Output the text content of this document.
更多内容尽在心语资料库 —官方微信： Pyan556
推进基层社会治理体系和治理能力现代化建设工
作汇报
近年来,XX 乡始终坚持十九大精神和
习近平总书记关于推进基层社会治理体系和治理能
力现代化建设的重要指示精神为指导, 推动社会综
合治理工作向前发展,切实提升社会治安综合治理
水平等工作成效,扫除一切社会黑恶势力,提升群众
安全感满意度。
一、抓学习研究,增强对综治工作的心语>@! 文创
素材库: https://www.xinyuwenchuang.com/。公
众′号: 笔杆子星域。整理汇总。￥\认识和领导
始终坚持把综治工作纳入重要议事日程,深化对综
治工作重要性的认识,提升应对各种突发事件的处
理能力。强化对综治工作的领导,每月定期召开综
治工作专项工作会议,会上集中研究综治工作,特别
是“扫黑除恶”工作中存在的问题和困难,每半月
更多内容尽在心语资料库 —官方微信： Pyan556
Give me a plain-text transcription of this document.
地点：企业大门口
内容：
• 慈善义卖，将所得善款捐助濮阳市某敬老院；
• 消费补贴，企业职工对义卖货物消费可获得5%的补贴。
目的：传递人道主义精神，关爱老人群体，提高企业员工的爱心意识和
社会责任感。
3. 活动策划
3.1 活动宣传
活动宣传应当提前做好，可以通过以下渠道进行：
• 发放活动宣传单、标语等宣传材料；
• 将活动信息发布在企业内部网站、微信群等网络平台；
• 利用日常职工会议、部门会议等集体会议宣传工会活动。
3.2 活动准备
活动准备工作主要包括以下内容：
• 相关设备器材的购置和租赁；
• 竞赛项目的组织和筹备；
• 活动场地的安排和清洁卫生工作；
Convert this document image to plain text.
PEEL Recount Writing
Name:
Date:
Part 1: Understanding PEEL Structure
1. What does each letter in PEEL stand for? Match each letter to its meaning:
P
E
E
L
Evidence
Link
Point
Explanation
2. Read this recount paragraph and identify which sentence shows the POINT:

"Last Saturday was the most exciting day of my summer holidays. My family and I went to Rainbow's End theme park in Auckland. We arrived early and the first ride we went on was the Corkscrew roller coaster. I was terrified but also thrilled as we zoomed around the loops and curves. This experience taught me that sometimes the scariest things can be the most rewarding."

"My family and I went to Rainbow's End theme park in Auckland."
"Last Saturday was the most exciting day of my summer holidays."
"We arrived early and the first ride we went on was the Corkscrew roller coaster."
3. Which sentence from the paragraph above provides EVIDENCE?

--

Output only the lines running from the line with "Give me a plain-text" through the final line of the data, inclusive.

Give me a plain-text transcription of this document.
地点：企业大门口
内容：
• 慈善义卖，将所得善款捐助濮阳市某敬老院；
• 消费补贴，企业职工对义卖货物消费可获得5%的补贴。
目的：传递人道主义精神，关爱老人群体，提高企业员工的爱心意识和
社会责任感。
3. 活动策划
3.1 活动宣传
活动宣传应当提前做好，可以通过以下渠道进行：
• 发放活动宣传单、标语等宣传材料；
• 将活动信息发布在企业内部网站、微信群等网络平台；
• 利用日常职工会议、部门会议等集体会议宣传工会活动。
3.2 活动准备
活动准备工作主要包括以下内容：
• 相关设备器材的购置和租赁；
• 竞赛项目的组织和筹备；
• 活动场地的安排和清洁卫生工作；
Convert this document image to plain text.
PEEL Recount Writing
Name:
Date:
Part 1: Understanding PEEL Structure
1. What does each letter in PEEL stand for? Match each letter to its meaning:
P
E
E
L
Evidence
Link
Point
Explanation
2. Read this recount paragraph and identify which sentence shows the POINT:

"Last Saturday was the most exciting day of my summer holidays. My family and I went to Rainbow's End theme park in Auckland. We arrived early and the first ride we went on was the Corkscrew roller coaster. I was terrified but also thrilled as we zoomed around the loops and curves. This experience taught me that sometimes the scariest things can be the most rewarding."

"My family and I went to Rainbow's End theme park in Auckland."
"Last Saturday was the most exciting day of my summer holidays."
"We arrived early and the first ride we went on was the Corkscrew roller coaster."
3. Which sentence from the paragraph above provides EVIDENCE?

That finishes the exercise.